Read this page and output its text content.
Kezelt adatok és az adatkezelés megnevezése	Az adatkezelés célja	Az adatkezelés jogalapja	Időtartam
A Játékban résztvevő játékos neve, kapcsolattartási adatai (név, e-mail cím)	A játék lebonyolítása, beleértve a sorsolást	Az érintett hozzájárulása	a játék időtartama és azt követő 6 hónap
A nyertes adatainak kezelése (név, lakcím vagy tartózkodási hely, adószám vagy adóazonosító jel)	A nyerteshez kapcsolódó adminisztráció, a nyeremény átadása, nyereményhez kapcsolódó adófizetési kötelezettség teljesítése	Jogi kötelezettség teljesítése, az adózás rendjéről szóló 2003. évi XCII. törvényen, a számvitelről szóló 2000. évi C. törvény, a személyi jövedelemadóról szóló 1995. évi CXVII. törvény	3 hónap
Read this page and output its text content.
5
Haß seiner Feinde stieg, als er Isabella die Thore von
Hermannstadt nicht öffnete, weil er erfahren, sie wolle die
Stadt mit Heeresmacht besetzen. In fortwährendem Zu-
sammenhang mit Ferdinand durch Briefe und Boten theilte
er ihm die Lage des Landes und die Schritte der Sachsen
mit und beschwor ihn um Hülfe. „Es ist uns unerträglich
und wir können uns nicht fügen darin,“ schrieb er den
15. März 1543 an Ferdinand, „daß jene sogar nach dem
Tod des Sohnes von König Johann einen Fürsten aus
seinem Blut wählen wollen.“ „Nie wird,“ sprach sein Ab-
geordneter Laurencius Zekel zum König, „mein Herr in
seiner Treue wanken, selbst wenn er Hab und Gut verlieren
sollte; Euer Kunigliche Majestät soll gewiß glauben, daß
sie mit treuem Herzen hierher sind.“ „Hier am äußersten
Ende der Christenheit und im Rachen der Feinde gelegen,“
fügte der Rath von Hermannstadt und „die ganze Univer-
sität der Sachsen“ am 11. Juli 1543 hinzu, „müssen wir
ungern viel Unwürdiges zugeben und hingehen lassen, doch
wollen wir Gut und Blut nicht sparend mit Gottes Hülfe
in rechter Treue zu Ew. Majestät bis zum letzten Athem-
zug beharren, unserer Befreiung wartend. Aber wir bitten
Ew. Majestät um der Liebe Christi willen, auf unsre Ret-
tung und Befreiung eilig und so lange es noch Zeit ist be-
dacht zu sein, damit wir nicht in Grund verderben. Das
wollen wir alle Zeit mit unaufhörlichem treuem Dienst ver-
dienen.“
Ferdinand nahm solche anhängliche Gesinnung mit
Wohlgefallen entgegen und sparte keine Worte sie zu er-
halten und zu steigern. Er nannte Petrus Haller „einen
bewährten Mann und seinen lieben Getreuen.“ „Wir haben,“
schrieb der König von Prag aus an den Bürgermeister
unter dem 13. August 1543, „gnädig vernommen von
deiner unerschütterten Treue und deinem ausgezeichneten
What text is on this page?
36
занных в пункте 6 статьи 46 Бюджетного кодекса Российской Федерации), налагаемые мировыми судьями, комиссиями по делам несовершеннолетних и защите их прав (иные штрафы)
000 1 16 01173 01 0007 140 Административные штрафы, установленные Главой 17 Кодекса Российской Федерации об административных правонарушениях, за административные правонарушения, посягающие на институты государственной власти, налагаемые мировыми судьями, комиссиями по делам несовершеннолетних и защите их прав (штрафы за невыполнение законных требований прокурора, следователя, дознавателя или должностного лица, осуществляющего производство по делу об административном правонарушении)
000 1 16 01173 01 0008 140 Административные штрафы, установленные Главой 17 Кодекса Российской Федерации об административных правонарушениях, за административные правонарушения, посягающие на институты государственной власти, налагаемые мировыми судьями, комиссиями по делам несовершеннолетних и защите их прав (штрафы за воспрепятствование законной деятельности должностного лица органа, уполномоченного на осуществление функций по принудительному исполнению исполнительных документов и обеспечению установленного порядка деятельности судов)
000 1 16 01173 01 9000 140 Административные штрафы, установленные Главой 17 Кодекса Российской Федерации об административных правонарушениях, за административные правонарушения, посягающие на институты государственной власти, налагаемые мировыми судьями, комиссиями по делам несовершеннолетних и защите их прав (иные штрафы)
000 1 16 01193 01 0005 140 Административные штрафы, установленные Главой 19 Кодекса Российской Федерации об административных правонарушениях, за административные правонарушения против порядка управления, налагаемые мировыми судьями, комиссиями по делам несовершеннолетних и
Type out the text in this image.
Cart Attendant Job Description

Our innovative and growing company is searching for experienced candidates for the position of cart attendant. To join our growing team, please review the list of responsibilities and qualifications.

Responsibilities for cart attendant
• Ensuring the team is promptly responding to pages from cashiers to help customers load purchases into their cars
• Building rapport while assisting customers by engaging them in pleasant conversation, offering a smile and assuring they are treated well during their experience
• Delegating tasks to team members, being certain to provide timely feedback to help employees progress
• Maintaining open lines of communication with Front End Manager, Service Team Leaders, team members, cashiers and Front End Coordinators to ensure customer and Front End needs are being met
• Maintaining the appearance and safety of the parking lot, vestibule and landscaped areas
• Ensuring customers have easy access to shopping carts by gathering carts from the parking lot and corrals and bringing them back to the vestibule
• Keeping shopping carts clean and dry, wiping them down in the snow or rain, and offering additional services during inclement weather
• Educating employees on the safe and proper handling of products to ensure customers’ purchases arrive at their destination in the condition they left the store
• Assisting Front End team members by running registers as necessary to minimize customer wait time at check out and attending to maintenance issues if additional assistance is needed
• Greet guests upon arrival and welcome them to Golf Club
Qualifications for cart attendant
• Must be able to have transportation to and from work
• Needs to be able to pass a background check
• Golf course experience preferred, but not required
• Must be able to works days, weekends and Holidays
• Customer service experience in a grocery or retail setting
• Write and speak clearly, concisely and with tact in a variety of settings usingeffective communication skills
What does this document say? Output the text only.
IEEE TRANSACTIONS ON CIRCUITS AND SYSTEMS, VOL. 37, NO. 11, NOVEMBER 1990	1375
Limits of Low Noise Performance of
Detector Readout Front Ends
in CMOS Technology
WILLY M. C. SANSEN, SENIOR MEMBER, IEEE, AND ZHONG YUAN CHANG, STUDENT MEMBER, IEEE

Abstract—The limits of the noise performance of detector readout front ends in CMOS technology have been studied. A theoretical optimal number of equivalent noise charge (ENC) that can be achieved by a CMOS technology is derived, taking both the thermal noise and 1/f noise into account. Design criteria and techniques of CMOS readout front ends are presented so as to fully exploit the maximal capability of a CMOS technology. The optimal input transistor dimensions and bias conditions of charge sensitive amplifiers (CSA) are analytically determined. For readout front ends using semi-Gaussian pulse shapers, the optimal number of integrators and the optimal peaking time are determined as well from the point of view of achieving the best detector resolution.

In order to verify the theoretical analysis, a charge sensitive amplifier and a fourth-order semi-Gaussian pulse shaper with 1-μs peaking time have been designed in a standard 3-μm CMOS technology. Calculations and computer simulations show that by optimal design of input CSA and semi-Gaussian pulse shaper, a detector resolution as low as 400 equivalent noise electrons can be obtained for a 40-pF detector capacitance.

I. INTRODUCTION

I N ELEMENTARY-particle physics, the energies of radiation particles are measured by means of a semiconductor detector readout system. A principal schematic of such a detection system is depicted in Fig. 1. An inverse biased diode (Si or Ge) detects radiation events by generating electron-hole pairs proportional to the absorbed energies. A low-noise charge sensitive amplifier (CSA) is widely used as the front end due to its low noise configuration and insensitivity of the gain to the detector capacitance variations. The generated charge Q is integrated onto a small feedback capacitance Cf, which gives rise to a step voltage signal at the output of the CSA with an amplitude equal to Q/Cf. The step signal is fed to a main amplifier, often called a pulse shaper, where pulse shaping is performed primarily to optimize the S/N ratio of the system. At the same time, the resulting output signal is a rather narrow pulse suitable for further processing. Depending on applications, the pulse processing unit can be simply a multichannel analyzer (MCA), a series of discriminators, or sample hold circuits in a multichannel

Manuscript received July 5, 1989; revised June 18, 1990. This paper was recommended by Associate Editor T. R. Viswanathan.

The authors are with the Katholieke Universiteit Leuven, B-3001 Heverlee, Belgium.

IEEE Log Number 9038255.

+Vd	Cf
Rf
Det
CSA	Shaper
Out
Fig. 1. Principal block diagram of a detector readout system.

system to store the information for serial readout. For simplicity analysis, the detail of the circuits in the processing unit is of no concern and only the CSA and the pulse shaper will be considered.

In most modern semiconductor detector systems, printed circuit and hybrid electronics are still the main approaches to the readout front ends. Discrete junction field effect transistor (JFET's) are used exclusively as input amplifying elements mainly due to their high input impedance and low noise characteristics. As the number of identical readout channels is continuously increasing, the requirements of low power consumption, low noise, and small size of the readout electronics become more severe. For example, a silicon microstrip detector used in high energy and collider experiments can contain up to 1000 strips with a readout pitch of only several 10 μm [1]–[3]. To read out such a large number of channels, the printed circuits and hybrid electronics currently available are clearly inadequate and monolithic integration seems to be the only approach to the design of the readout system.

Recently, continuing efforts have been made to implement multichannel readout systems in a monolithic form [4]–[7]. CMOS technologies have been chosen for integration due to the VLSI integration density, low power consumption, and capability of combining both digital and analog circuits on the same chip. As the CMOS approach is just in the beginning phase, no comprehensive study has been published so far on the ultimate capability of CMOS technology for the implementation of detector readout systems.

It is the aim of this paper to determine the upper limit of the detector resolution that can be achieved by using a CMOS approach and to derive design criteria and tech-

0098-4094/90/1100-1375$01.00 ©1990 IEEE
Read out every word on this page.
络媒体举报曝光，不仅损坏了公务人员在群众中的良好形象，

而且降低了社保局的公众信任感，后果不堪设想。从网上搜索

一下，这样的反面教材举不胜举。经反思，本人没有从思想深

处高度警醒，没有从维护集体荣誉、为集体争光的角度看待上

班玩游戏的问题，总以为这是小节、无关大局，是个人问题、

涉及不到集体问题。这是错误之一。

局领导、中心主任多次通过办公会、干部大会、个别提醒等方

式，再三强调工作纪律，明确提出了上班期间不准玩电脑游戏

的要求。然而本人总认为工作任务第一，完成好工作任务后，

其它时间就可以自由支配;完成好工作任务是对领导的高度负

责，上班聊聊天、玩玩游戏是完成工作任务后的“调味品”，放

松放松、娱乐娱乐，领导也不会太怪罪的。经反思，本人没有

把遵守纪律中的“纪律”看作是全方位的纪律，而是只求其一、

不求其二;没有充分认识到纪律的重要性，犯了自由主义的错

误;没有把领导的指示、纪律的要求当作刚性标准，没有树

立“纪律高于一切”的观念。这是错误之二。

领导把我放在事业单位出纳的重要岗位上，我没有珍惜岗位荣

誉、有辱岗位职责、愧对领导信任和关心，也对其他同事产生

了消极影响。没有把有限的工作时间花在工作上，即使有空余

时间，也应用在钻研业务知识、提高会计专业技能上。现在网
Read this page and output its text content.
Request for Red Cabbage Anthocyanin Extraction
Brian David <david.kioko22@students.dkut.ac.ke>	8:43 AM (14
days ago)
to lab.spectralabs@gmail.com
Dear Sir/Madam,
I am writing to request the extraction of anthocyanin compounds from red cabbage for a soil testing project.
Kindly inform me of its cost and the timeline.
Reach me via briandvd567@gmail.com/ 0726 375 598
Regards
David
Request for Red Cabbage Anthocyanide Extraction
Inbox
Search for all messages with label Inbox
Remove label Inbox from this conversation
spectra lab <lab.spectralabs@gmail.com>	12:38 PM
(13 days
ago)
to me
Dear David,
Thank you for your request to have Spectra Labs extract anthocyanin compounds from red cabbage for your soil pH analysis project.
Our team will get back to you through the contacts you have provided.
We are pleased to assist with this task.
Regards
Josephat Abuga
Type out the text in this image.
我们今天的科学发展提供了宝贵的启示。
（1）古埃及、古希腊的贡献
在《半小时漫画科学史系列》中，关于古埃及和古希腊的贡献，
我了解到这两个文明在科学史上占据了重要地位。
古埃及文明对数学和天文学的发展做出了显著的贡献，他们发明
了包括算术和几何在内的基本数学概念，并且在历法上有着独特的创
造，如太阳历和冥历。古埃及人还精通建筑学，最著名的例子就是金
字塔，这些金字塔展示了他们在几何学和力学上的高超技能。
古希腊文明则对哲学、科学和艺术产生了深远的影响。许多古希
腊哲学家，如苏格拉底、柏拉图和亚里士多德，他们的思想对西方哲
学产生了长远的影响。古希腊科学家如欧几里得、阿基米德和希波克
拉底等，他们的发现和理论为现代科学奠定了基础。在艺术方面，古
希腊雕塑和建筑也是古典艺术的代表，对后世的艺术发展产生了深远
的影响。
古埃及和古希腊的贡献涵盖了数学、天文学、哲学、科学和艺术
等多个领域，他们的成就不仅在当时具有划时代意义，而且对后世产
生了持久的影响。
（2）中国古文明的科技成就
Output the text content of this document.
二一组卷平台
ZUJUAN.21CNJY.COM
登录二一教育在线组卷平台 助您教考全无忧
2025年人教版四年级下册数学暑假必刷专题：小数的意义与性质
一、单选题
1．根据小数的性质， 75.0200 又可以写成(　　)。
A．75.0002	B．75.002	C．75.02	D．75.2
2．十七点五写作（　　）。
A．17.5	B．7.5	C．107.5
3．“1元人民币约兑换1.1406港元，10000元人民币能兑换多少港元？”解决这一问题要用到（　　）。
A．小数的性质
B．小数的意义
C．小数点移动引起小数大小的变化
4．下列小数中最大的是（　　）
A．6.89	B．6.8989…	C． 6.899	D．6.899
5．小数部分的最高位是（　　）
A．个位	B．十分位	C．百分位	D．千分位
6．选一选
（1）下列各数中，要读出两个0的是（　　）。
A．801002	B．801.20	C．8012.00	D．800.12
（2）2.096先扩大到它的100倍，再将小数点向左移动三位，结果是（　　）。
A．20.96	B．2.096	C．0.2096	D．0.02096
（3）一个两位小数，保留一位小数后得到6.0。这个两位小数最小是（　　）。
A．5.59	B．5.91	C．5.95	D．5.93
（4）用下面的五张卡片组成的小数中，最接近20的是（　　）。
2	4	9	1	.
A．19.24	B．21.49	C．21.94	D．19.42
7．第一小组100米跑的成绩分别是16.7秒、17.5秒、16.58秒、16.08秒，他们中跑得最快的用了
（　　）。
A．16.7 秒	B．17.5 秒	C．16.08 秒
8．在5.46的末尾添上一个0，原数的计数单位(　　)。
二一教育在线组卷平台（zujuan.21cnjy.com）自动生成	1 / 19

------------------------------

■ Exercise directions
Scan the records above for the string "Feinde", then select every line that holds it.

■ Written solution
Haß seiner Feinde stieg, als er Isabella die Thore von
Ende der Christenheit und im Rachen der Feinde gelegen,“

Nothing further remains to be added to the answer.